Copy the lines that follow, keeping every character the same.

··· EXCERPTED DATA

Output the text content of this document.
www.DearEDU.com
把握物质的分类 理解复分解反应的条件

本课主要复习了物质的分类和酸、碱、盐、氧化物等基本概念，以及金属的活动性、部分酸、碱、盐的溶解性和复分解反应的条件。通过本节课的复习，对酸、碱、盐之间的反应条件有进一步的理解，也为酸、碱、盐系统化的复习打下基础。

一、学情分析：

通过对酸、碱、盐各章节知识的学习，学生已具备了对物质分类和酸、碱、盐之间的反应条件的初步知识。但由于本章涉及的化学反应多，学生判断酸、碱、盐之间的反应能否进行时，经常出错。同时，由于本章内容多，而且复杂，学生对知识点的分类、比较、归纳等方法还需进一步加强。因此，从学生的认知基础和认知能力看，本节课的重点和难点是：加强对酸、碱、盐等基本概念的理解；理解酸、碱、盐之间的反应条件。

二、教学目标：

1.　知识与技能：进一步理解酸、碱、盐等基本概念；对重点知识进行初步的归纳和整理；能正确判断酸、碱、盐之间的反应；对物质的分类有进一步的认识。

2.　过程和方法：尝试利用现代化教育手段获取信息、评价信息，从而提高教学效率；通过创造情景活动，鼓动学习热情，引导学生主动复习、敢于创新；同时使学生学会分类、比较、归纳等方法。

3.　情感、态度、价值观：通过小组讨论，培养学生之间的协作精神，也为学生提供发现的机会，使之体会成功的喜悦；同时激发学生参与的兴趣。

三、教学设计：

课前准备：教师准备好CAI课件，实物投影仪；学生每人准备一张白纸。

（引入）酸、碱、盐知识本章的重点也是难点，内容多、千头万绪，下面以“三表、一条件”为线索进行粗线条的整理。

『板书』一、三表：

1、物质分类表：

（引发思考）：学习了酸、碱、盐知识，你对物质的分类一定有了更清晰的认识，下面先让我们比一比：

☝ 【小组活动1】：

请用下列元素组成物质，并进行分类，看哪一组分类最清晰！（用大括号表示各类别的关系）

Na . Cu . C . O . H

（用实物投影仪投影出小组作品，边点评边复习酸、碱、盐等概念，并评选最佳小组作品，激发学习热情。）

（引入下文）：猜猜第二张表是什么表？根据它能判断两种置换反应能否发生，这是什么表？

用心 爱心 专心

······

OUTPUT:
Output the text content of this document.
www.DearEDU.com
把握物质的分类 理解复分解反应的条件

本课主要复习了物质的分类和酸、碱、盐、氧化物等基本概念，以及金属的活动性、部分酸、碱、盐的溶解性和复分解反应的条件。通过本节课的复习，对酸、碱、盐之间的反应条件有进一步的理解，也为酸、碱、盐系统化的复习打下基础。

一、学情分析：

通过对酸、碱、盐各章节知识的学习，学生已具备了对物质分类和酸、碱、盐之间的反应条件的初步知识。但由于本章涉及的化学反应多，学生判断酸、碱、盐之间的反应能否进行时，经常出错。同时，由于本章内容多，而且复杂，学生对知识点的分类、比较、归纳等方法还需进一步加强。因此，从学生的认知基础和认知能力看，本节课的重点和难点是：加强对酸、碱、盐等基本概念的理解；理解酸、碱、盐之间的反应条件。

二、教学目标：

1.　知识与技能：进一步理解酸、碱、盐等基本概念；对重点知识进行初步的归纳和整理；能正确判断酸、碱、盐之间的反应；对物质的分类有进一步的认识。

2.　过程和方法：尝试利用现代化教育手段获取信息、评价信息，从而提高教学效率；通过创造情景活动，鼓动学习热情，引导学生主动复习、敢于创新；同时使学生学会分类、比较、归纳等方法。

3.　情感、态度、价值观：通过小组讨论，培养学生之间的协作精神，也为学生提供发现的机会，使之体会成功的喜悦；同时激发学生参与的兴趣。

三、教学设计：

课前准备：教师准备好CAI课件，实物投影仪；学生每人准备一张白纸。

（引入）酸、碱、盐知识本章的重点也是难点，内容多、千头万绪，下面以“三表、一条件”为线索进行粗线条的整理。

『板书』一、三表：

1、物质分类表：

（引发思考）：学习了酸、碱、盐知识，你对物质的分类一定有了更清晰的认识，下面先让我们比一比：

☝ 【小组活动1】：

请用下列元素组成物质，并进行分类，看哪一组分类最清晰！（用大括号表示各类别的关系）

Na . Cu . C . O . H

（用实物投影仪投影出小组作品，边点评边复习酸、碱、盐等概念，并评选最佳小组作品，激发学习热情。）

（引入下文）：猜猜第二张表是什么表？根据它能判断两种置换反应能否发生，这是什么表？

用心 爱心 专心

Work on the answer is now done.